Doel: Beoordeel voor elk van de volgende stellingen of ze overeenkomen met het fragment, en antwoord met ja of nee plus de doorslaggevende woorden uit het fragment als letterlijk citaat. 1. De vragen werden na 46 dagen beantwoord. 2. De vragen werden ingediend door Kajsa Ollongren. 3. Het bezwaar van de huurders is gemaakt in de zin van de Algemene wet bestuursrecht.

Aangeleverd fragment:

********************

Kamervraag 2018Z01769

Breed verzet van huurders tegen oprichting dochteronderneming Woningcorporatie De Key

Ingediend 2 februari 2018
Beantwoord 20 maart 2018 (na 46 dagen)
Indiener Sandra Beckerman
Beantwoord door Kajsa Ollongren (viceminister-president , minister binnenlandse zaken en koninkrijksrelaties) (D66)
Onderwerpen huisvesting huren en verhuren
Bron vraag https://zoek.officielebekendmakingen.nl/kv-tk-2018Z01769.html
Bron antwoord https://zoek.officielebekendmakingen.nl/ah-tk-20172018-1484.html
  • Vraag 1
    Hoe beoordeelt u het feit dat Amsterdamse huurdersverenigingen in verzet komen tegen de oprichting van een dochteronderneming van Woningcorporatie De Key en het overdragen van bezit van De Key aan die commerciële BV?1 Wat is uw reactie op het bezwaar van de huurders dat er een «oneigenlijk en onrechtmatig gebruik is gemaakt van de in artikel 12, eerste lid, onder b van het Besluit toegelaten instellingen volkshuisvesting (BTIV) neergelegde ontheffingsbevoegdheid»?

    Er is namens de betrokken huurdersorganisaties en enkele bewonerscommissies van De Key bezwaar gemaakt in de zin van de Algemene wet bestuursrecht (Awb) tegen het besluit op het scheidingsvoorstel van De Key. Een zorgvuldige behandeling van het bezwaar voor alle betrokkenen vereist dat niet op de behandeling van het bezwaar vooruitgelopen wordt.

  • Vraag 2
    Deelt u de mening dat naar aanleiding van de bezwaren van de huurders de nodige vraagtekens gesteld kunnen worden bij de zorgvuldigheid van het overleg tussen De Key en de bewoners? Zijn naar uw mening de bewoners voldoende en volledig geïnformeerd? Kunt u uw antwoord toelichten? Deelt u de mening dat de inspraak en zeggenschap van de huurders ook bij een hybride of een juridische scheiding versterkt moet worden, onder andere door het instellen van een instemmingsrecht van de huurders in dezen?

********************

Aangeleverde gegevens:
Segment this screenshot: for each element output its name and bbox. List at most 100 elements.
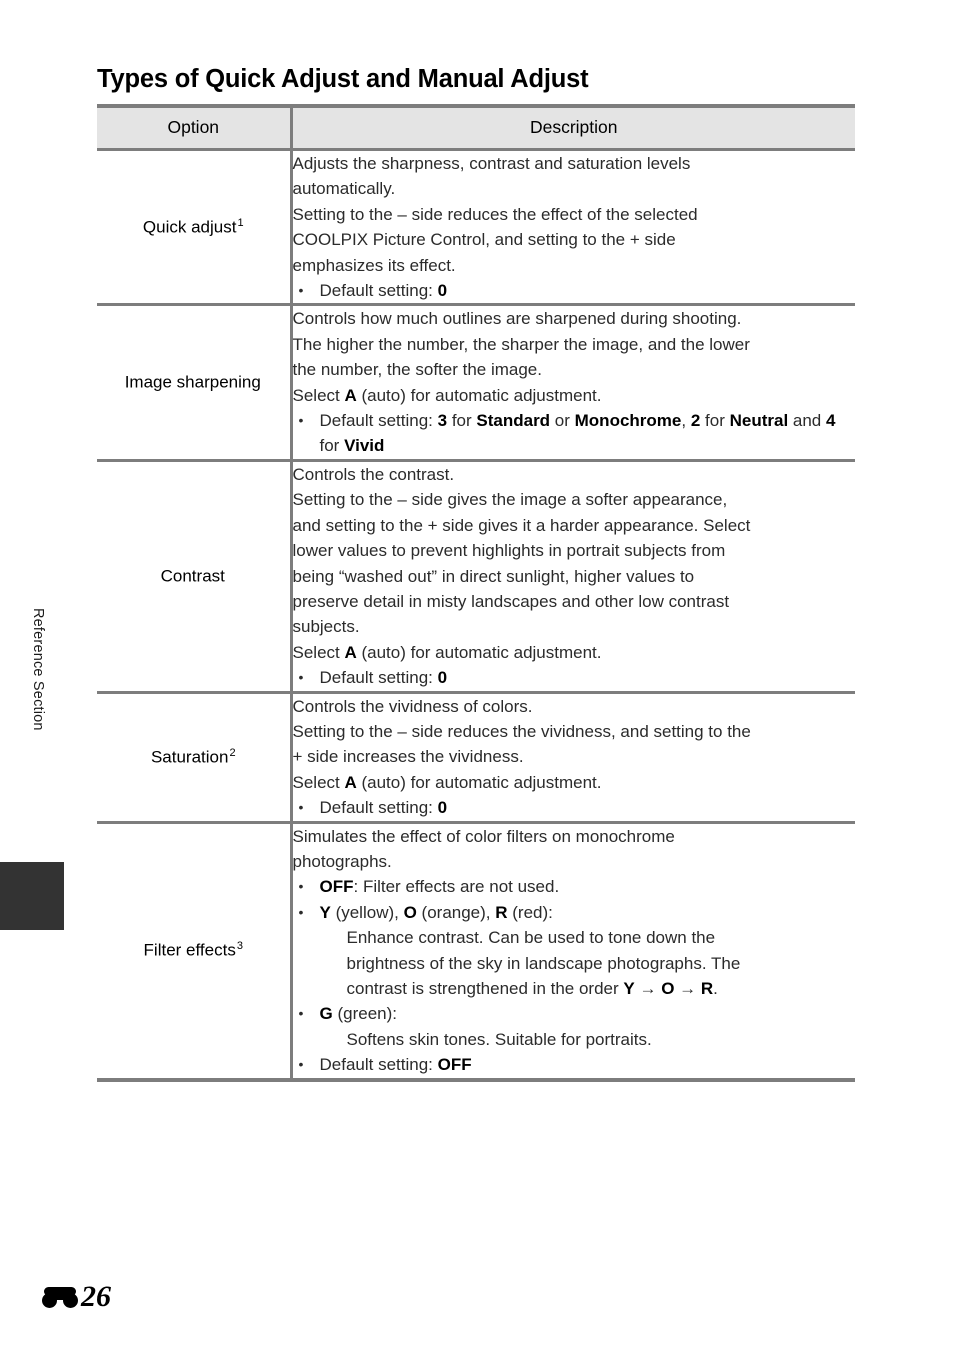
bullet-value: 0 xyxy=(437,668,448,688)
e-section-glyph-icon xyxy=(42,1286,78,1308)
bullet-list: Default setting: 0 xyxy=(293,665,856,691)
list-item: OFF: Filter effects are not used. xyxy=(293,874,856,900)
order-period: . xyxy=(713,979,718,998)
right-arrow-icon: → xyxy=(674,979,701,998)
auto-mode-letter: A xyxy=(344,385,357,405)
option-cell-quick-adjust: Quick adjust1 xyxy=(97,149,293,307)
picture-control-options-table: Option Description Quick adjust1 Adjusts… xyxy=(97,104,855,1082)
desc-line: and setting to the + side gives it a har… xyxy=(292,515,751,535)
bullet-value: 0 xyxy=(437,281,448,301)
desc-line: photographs. xyxy=(292,851,392,871)
description-cell-quick-adjust: Adjusts the sharpness, contrast and satu… xyxy=(291,149,856,307)
desc-line: automatically. xyxy=(292,179,396,199)
filter-orange: O xyxy=(403,902,417,922)
filter-green-text: (green): xyxy=(332,1004,397,1024)
bullet-list: Default setting: 3 for Standard or Monoc… xyxy=(293,408,856,459)
option-cell-saturation: Saturation2 xyxy=(97,692,293,824)
desc-line: Softens skin tones. Suitable for portrai… xyxy=(346,1029,652,1049)
right-arrow-icon: → xyxy=(634,979,662,998)
text-and: and xyxy=(788,411,826,431)
bullet-label: Default setting: xyxy=(319,798,438,818)
desc-line: the number, the softer the image. xyxy=(292,360,542,380)
bullet-list: Default setting: 0 xyxy=(293,278,856,304)
list-item: Y (yellow), O (orange), R (red): Enhance… xyxy=(293,900,856,1002)
text-for: for xyxy=(319,436,345,456)
list-item: Default setting: 0 xyxy=(293,795,856,821)
option-footnote: 3 xyxy=(236,940,243,953)
option-cell-contrast: Contrast xyxy=(97,460,293,694)
list-item: G (green): Softens skin tones. Suitable … xyxy=(293,1001,856,1052)
filter-yor-detail: Enhance contrast. Can be used to tone do… xyxy=(320,925,856,1001)
desc-line: Select A (auto) for automatic adjustment… xyxy=(293,770,856,795)
section-tab-marker xyxy=(0,862,64,930)
text-or: or xyxy=(550,411,575,431)
desc-line: contrast is strengthened in the order Y … xyxy=(347,976,856,1001)
desc-line: lower values to prevent highlights in po… xyxy=(292,541,726,561)
order-y: Y xyxy=(623,979,635,998)
option-label: Contrast xyxy=(160,566,225,586)
select-prefix: Select xyxy=(292,772,345,792)
desc-line: Controls the contrast. xyxy=(292,464,455,484)
option-footnote: 2 xyxy=(229,746,236,759)
order-r: R xyxy=(700,979,714,998)
filter-red-text: (red): xyxy=(507,902,553,922)
filter-green-detail: Softens skin tones. Suitable for portrai… xyxy=(320,1027,856,1052)
table-body: Quick adjust1 Adjusts the sharpness, con… xyxy=(97,149,856,1082)
bullet-value: 0 xyxy=(437,798,448,818)
desc-line: Simulates the effect of color filters on… xyxy=(292,826,675,846)
page-number: 26 xyxy=(81,1280,111,1313)
value-4: 4 xyxy=(825,411,836,431)
page-title: Types of Quick Adjust and Manual Adjust xyxy=(97,65,589,94)
desc-line: Setting to the – side reduces the effect… xyxy=(292,204,698,224)
filter-yellow-text: (yellow), xyxy=(330,902,404,922)
bullet-value: OFF xyxy=(437,1055,472,1075)
desc-line: + side increases the vividness. xyxy=(292,747,524,767)
desc-line: Controls the vividness of colors. xyxy=(292,696,533,716)
reference-section-label: Reference Section xyxy=(30,608,46,731)
desc-line: being “washed out” in direct sunlight, h… xyxy=(292,566,695,586)
list-item: Default setting: 0 xyxy=(293,278,856,304)
value-3: 3 xyxy=(437,411,448,431)
auto-mode-letter: A xyxy=(344,772,357,792)
bullet-list: OFF: Filter effects are not used. Y (yel… xyxy=(293,874,856,1078)
option-cell-filter-effects: Filter effects3 xyxy=(97,822,293,1082)
filter-off: OFF xyxy=(319,877,354,897)
list-item: Default setting: 0 xyxy=(293,665,856,691)
mode-vivid: Vivid xyxy=(344,436,385,456)
page-footer: 26 xyxy=(42,1282,111,1312)
filter-green: G xyxy=(319,1004,333,1024)
filter-yellow: Y xyxy=(319,902,331,922)
mode-standard: Standard xyxy=(476,411,551,431)
desc-line: Controls how much outlines are sharpened… xyxy=(292,309,742,329)
table-row: Saturation2 Controls the vividness of co… xyxy=(97,692,856,824)
desc-line: Select A (auto) for automatic adjustment… xyxy=(293,640,856,665)
select-prefix: Select xyxy=(292,642,345,662)
list-item: Default setting: 3 for Standard or Monoc… xyxy=(293,408,856,459)
list-item: Default setting: OFF xyxy=(293,1052,856,1078)
filter-red: R xyxy=(495,902,508,922)
desc-line: Adjusts the sharpness, contrast and satu… xyxy=(292,154,691,173)
description-cell-filter-effects: Simulates the effect of color filters on… xyxy=(291,822,856,1082)
description-cell-contrast: Controls the contrast. Setting to the – … xyxy=(291,460,856,694)
desc-line: Select A (auto) for automatic adjustment… xyxy=(293,383,856,408)
table-row: Filter effects3 Simulates the effect of … xyxy=(97,822,856,1082)
value-2: 2 xyxy=(690,411,701,431)
desc-line: COOLPIX Picture Control, and setting to … xyxy=(292,230,676,250)
bullet-list: Default setting: 0 xyxy=(293,795,856,821)
option-label: Saturation xyxy=(150,747,229,767)
order-o: O xyxy=(661,979,675,998)
option-footnote: 1 xyxy=(237,216,244,229)
option-label: Image sharpening xyxy=(124,372,261,392)
table-row: Image sharpening Controls how much outli… xyxy=(97,304,856,462)
table-header: Option Description xyxy=(97,104,855,151)
select-suffix: (auto) for automatic adjustment. xyxy=(356,772,602,792)
mode-monochrome: Monochrome xyxy=(574,411,682,431)
desc-line: The higher the number, the sharper the i… xyxy=(292,334,750,354)
desc-line: emphasizes its effect. xyxy=(292,255,456,275)
desc-line: brightness of the sky in landscape photo… xyxy=(346,953,741,973)
option-label: Filter effects xyxy=(143,940,236,960)
desc-line: Setting to the – side reduces the vividn… xyxy=(292,721,751,741)
select-suffix: (auto) for automatic adjustment. xyxy=(356,642,602,662)
bullet-label: Default setting: xyxy=(319,668,438,688)
table-header-row: Option Description xyxy=(97,104,855,151)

********************

Uitgevoerde opdracht:
1. Ja: "Beantwoord 20 maart 2018 (na 46 dagen)"
2. Nee: "Indiener Sandra Beckerman"
3. Ja: "bezwaar gemaakt in de zin van de Algemene wet bestuursrecht (Awb)"